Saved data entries
-----

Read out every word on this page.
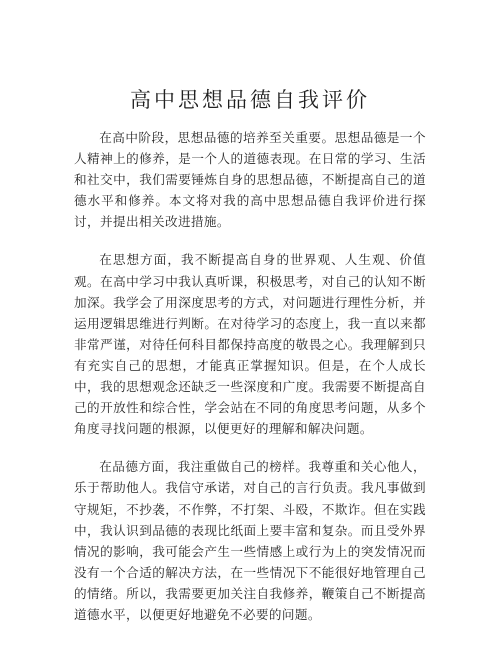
高中思想品德自我评价

在高中阶段，思想品德的培养至关重要。思想品德是一个人精神上的修养，是一个人的道德表现。在日常的学习、生活和社交中，我们需要锤炼自身的思想品德，不断提高自己的道德水平和修养。本文将对我的高中思想品德自我评价进行探讨，并提出相关改进措施。

在思想方面，我不断提高自身的世界观、人生观、价值观。在高中学习中我认真听课，积极思考，对自己的认知不断加深。我学会了用深度思考的方式，对问题进行理性分析，并运用逻辑思维进行判断。在对待学习的态度上，我一直以来都非常严谨，对待任何科目都保持高度的敬畏之心。我理解到只有充实自己的思想，才能真正掌握知识。但是，在个人成长中，我的思想观念还缺乏一些深度和广度。我需要不断提高自己的开放性和综合性，学会站在不同的角度思考问题，从多个角度寻找问题的根源，以便更好的理解和解决问题。

在品德方面，我注重做自己的榜样。我尊重和关心他人，乐于帮助他人。我信守承诺，对自己的言行负责。我凡事做到守规矩，不抄袭，不作弊，不打架、斗殴，不欺诈。但在实践中，我认识到品德的表现比纸面上要丰富和复杂。而且受外界情况的影响，我可能会产生一些情感上或行为上的突发情况而没有一个合适的解决方法，在一些情况下不能很好地管理自己的情绪。所以，我需要更加关注自我修养，鞭策自己不断提高道德水平，以便更好地避免不必要的问题。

-----

Strip the images and reproduce the remaining records precisely.

Read out every word on this page.
高中思想品德自我评价

在高中阶段，思想品德的培养至关重要。思想品德是一个人精神上的修养，是一个人的道德表现。在日常的学习、生活和社交中，我们需要锤炼自身的思想品德，不断提高自己的道德水平和修养。本文将对我的高中思想品德自我评价进行探讨，并提出相关改进措施。

在思想方面，我不断提高自身的世界观、人生观、价值观。在高中学习中我认真听课，积极思考，对自己的认知不断加深。我学会了用深度思考的方式，对问题进行理性分析，并运用逻辑思维进行判断。在对待学习的态度上，我一直以来都非常严谨，对待任何科目都保持高度的敬畏之心。我理解到只有充实自己的思想，才能真正掌握知识。但是，在个人成长中，我的思想观念还缺乏一些深度和广度。我需要不断提高自己的开放性和综合性，学会站在不同的角度思考问题，从多个角度寻找问题的根源，以便更好的理解和解决问题。

在品德方面，我注重做自己的榜样。我尊重和关心他人，乐于帮助他人。我信守承诺，对自己的言行负责。我凡事做到守规矩，不抄袭，不作弊，不打架、斗殴，不欺诈。但在实践中，我认识到品德的表现比纸面上要丰富和复杂。而且受外界情况的影响，我可能会产生一些情感上或行为上的突发情况而没有一个合适的解决方法，在一些情况下不能很好地管理自己的情绪。所以，我需要更加关注自我修养，鞭策自己不断提高道德水平，以便更好地避免不必要的问题。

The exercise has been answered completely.